■ WHAT THE TASK ASKS
Repeat all of the data precisely.

▬▬▬▬▬▬

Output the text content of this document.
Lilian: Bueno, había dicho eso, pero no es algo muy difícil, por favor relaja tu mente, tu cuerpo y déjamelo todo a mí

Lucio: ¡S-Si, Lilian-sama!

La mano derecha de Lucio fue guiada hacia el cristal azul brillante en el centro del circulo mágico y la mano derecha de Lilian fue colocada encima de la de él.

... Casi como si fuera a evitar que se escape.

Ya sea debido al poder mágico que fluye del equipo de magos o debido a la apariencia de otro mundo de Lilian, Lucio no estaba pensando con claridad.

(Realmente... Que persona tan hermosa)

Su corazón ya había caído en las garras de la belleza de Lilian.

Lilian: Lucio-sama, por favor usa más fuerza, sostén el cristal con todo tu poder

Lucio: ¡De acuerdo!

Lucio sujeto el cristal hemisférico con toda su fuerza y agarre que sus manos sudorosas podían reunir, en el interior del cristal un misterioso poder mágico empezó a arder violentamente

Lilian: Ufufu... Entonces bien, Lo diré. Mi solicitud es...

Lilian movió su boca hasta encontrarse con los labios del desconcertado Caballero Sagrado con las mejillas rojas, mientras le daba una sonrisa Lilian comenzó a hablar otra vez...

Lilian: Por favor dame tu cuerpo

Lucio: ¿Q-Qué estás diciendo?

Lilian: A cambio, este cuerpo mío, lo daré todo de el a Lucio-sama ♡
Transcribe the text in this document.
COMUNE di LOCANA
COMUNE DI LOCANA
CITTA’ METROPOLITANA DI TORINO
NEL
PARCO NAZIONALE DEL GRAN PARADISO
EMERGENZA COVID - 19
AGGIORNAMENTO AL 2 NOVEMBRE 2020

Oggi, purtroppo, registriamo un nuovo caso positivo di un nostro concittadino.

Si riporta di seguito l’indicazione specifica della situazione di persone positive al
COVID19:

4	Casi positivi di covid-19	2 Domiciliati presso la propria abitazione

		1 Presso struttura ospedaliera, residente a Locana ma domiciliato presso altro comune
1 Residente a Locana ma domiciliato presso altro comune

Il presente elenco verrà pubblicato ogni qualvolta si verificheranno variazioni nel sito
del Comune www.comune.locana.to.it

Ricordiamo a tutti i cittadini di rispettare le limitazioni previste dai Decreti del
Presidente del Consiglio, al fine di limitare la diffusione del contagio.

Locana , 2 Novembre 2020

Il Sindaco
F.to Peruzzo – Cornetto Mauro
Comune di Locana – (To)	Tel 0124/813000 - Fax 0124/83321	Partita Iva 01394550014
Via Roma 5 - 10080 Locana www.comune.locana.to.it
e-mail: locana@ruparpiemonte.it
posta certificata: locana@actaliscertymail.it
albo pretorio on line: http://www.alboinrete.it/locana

▬▬▬▬▬▬

■ COMPLETED EXERCISE
Output the text content of this document.
Lilian: Bueno, había dicho eso, pero no es algo muy difícil, por favor relaja tu mente, tu cuerpo y déjamelo todo a mí

Lucio: ¡S-Si, Lilian-sama!

La mano derecha de Lucio fue guiada hacia el cristal azul brillante en el centro del circulo mágico y la mano derecha de Lilian fue colocada encima de la de él.

... Casi como si fuera a evitar que se escape.

Ya sea debido al poder mágico que fluye del equipo de magos o debido a la apariencia de otro mundo de Lilian, Lucio no estaba pensando con claridad.

(Realmente... Que persona tan hermosa)

Su corazón ya había caído en las garras de la belleza de Lilian.

Lilian: Lucio-sama, por favor usa más fuerza, sostén el cristal con todo tu poder

Lucio: ¡De acuerdo!

Lucio sujeto el cristal hemisférico con toda su fuerza y agarre que sus manos sudorosas podían reunir, en el interior del cristal un misterioso poder mágico empezó a arder violentamente

Lilian: Ufufu... Entonces bien, Lo diré. Mi solicitud es...

Lilian movió su boca hasta encontrarse con los labios del desconcertado Caballero Sagrado con las mejillas rojas, mientras le daba una sonrisa Lilian comenzó a hablar otra vez...

Lilian: Por favor dame tu cuerpo

Lucio: ¿Q-Qué estás diciendo?

Lilian: A cambio, este cuerpo mío, lo daré todo de el a Lucio-sama ♡
Transcribe the text in this document.
COMUNE di LOCANA
COMUNE DI LOCANA
CITTA’ METROPOLITANA DI TORINO
NEL
PARCO NAZIONALE DEL GRAN PARADISO
EMERGENZA COVID - 19
AGGIORNAMENTO AL 2 NOVEMBRE 2020

Oggi, purtroppo, registriamo un nuovo caso positivo di un nostro concittadino.

Si riporta di seguito l’indicazione specifica della situazione di persone positive al
COVID19:

4	Casi positivi di covid-19	2 Domiciliati presso la propria abitazione

		1 Presso struttura ospedaliera, residente a Locana ma domiciliato presso altro comune
1 Residente a Locana ma domiciliato presso altro comune

Il presente elenco verrà pubblicato ogni qualvolta si verificheranno variazioni nel sito
del Comune www.comune.locana.to.it

Ricordiamo a tutti i cittadini di rispettare le limitazioni previste dai Decreti del
Presidente del Consiglio, al fine di limitare la diffusione del contagio.

Locana , 2 Novembre 2020

Il Sindaco
F.to Peruzzo – Cornetto Mauro
Comune di Locana – (To)	Tel 0124/813000 - Fax 0124/83321	Partita Iva 01394550014
Via Roma 5 - 10080 Locana www.comune.locana.to.it
e-mail: locana@ruparpiemonte.it
posta certificata: locana@actaliscertymail.it
albo pretorio on line: http://www.alboinrete.it/locana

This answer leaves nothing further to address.